Your goal: Copy all the material below, exactly as it stands.

Material:
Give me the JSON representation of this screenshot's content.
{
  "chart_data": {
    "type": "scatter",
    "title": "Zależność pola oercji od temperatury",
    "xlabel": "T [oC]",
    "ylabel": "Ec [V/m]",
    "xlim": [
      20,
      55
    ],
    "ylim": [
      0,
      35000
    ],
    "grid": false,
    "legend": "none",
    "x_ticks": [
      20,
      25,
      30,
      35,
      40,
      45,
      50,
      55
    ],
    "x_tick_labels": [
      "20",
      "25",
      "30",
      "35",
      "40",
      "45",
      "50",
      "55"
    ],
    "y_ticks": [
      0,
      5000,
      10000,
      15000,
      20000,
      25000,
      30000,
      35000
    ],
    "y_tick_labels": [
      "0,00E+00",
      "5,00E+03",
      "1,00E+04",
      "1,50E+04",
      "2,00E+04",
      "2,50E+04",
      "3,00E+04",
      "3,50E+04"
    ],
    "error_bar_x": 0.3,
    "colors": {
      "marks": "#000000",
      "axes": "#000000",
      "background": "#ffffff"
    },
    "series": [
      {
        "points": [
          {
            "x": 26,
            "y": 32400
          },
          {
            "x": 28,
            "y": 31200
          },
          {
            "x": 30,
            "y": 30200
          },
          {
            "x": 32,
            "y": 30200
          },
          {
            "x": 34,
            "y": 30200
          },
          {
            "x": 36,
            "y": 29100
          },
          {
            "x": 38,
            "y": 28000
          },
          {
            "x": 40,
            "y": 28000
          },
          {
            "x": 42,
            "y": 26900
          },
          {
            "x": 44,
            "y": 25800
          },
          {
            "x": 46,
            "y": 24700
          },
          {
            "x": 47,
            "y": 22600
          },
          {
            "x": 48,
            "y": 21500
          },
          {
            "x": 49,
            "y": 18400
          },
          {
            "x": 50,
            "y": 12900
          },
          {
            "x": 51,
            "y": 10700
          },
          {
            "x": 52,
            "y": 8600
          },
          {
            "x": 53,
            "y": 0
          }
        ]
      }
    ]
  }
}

Full answer:
Give me the JSON representation of this screenshot's content.
{
  "chart_data": {
    "type": "scatter",
    "title": "Zależność pola oercji od temperatury",
    "xlabel": "T [oC]",
    "ylabel": "Ec [V/m]",
    "xlim": [
      20,
      55
    ],
    "ylim": [
      0,
      35000
    ],
    "grid": false,
    "legend": "none",
    "x_ticks": [
      20,
      25,
      30,
      35,
      40,
      45,
      50,
      55
    ],
    "x_tick_labels": [
      "20",
      "25",
      "30",
      "35",
      "40",
      "45",
      "50",
      "55"
    ],
    "y_ticks": [
      0,
      5000,
      10000,
      15000,
      20000,
      25000,
      30000,
      35000
    ],
    "y_tick_labels": [
      "0,00E+00",
      "5,00E+03",
      "1,00E+04",
      "1,50E+04",
      "2,00E+04",
      "2,50E+04",
      "3,00E+04",
      "3,50E+04"
    ],
    "error_bar_x": 0.3,
    "colors": {
      "marks": "#000000",
      "axes": "#000000",
      "background": "#ffffff"
    },
    "series": [
      {
        "points": [
          {
            "x": 26,
            "y": 32400
          },
          {
            "x": 28,
            "y": 31200
          },
          {
            "x": 30,
            "y": 30200
          },
          {
            "x": 32,
            "y": 30200
          },
          {
            "x": 34,
            "y": 30200
          },
          {
            "x": 36,
            "y": 29100
          },
          {
            "x": 38,
            "y": 28000
          },
          {
            "x": 40,
            "y": 28000
          },
          {
            "x": 42,
            "y": 26900
          },
          {
            "x": 44,
            "y": 25800
          },
          {
            "x": 46,
            "y": 24700
          },
          {
            "x": 47,
            "y": 22600
          },
          {
            "x": 48,
            "y": 21500
          },
          {
            "x": 49,
            "y": 18400
          },
          {
            "x": 50,
            "y": 12900
          },
          {
            "x": 51,
            "y": 10700
          },
          {
            "x": 52,
            "y": 8600
          },
          {
            "x": 53,
            "y": 0
          }
        ]
      }
    ]
  }
}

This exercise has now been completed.